====== Information shown
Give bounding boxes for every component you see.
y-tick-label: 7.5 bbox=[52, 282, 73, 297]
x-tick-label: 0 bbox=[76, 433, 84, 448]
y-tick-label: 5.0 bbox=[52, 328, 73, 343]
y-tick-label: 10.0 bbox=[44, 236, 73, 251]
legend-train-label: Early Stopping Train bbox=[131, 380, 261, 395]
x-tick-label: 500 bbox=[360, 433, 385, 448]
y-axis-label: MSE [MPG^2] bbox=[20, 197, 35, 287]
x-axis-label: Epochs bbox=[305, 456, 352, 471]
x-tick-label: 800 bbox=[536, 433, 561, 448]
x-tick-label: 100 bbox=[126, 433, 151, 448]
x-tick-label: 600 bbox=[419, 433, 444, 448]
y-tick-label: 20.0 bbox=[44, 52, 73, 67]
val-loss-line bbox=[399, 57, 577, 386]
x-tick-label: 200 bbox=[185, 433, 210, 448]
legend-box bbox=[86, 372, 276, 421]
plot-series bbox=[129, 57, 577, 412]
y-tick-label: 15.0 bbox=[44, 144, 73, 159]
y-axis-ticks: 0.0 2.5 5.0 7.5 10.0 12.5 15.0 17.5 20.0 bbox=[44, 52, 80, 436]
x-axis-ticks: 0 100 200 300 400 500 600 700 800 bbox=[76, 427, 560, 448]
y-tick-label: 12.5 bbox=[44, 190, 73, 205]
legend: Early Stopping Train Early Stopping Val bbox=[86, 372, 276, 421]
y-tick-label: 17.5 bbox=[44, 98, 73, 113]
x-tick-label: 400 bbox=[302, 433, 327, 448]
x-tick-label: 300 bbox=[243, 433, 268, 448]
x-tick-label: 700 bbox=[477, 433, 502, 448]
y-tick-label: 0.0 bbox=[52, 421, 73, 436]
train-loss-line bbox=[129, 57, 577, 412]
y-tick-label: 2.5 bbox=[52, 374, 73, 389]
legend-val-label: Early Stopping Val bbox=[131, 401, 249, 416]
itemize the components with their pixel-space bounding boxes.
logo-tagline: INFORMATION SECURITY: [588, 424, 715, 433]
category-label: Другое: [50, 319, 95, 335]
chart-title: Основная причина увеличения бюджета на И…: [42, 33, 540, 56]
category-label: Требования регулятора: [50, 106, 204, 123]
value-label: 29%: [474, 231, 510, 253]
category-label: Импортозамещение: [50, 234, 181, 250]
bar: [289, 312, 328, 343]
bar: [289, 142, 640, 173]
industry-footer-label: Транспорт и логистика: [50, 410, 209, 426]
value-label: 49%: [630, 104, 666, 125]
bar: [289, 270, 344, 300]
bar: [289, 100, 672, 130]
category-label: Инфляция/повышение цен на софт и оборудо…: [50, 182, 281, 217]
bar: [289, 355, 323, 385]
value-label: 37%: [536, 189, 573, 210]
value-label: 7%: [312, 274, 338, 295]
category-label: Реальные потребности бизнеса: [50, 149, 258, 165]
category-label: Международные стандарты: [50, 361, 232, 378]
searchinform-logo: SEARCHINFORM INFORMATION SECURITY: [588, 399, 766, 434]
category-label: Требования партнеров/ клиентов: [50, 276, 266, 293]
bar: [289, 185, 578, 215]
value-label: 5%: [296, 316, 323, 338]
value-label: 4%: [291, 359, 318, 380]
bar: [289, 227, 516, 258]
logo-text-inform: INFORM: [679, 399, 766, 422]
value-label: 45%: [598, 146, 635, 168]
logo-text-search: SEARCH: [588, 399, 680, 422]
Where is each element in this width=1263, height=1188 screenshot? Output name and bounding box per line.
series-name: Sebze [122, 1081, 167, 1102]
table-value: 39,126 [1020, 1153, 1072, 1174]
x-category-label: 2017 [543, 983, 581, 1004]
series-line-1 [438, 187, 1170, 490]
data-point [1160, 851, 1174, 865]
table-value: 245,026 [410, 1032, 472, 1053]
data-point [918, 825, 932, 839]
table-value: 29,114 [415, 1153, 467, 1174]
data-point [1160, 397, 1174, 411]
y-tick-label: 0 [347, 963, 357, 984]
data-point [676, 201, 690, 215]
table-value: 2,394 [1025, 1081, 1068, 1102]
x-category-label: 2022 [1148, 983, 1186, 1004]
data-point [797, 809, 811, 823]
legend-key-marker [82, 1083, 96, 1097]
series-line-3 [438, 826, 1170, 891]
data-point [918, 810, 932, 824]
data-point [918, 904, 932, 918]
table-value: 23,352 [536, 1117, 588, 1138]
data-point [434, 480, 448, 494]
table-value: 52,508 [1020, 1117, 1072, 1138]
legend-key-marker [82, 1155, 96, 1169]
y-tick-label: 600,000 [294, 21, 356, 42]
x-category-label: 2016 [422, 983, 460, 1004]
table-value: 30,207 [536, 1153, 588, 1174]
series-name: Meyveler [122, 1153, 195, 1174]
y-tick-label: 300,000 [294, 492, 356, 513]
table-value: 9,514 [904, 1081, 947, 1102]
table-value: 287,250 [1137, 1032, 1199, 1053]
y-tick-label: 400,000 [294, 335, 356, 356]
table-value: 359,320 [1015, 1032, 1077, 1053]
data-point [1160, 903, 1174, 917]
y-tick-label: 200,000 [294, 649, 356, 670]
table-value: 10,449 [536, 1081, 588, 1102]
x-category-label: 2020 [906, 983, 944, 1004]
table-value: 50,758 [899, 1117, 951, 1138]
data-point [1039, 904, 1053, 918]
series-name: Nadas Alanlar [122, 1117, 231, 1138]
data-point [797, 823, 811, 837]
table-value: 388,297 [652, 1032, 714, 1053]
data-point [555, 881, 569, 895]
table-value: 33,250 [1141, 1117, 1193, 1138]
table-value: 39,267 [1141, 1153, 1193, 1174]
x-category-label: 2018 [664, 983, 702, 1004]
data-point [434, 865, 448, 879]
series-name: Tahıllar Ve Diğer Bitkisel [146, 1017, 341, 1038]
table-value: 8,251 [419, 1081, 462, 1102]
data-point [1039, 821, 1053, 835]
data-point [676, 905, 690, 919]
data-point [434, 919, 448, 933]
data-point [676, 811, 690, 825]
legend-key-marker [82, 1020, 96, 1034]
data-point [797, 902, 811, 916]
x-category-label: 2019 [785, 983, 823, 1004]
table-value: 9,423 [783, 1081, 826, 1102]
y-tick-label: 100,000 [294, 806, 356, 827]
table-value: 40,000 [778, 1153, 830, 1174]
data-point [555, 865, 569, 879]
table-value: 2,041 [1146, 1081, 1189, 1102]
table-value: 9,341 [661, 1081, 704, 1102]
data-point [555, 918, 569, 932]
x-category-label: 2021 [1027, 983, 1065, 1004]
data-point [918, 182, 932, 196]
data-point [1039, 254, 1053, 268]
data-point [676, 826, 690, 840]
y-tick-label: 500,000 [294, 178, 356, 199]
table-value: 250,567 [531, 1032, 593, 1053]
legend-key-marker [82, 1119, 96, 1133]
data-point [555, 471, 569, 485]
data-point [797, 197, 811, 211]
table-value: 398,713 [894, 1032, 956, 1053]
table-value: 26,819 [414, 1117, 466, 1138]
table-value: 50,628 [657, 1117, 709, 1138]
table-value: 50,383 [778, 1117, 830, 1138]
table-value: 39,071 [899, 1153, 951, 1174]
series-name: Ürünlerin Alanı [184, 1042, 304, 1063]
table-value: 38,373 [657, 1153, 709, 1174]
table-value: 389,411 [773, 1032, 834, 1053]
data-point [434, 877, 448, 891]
============
- _Task requirements_: Duplicate the lines from the start of the records through the line containing "y-tick-label: 20.0 bbox=[44, 52, 73, 67]", both ends included, keeping each line exactly as it appears.

- _Result for this exercise_:
Give bounding boxes for every component you see.
y-tick-label: 7.5 bbox=[52, 282, 73, 297]
x-tick-label: 0 bbox=[76, 433, 84, 448]
y-tick-label: 5.0 bbox=[52, 328, 73, 343]
y-tick-label: 10.0 bbox=[44, 236, 73, 251]
legend-train-label: Early Stopping Train bbox=[131, 380, 261, 395]
x-tick-label: 500 bbox=[360, 433, 385, 448]
y-axis-label: MSE [MPG^2] bbox=[20, 197, 35, 287]
x-axis-label: Epochs bbox=[305, 456, 352, 471]
x-tick-label: 800 bbox=[536, 433, 561, 448]
x-tick-label: 100 bbox=[126, 433, 151, 448]
x-tick-label: 600 bbox=[419, 433, 444, 448]
y-tick-label: 20.0 bbox=[44, 52, 73, 67]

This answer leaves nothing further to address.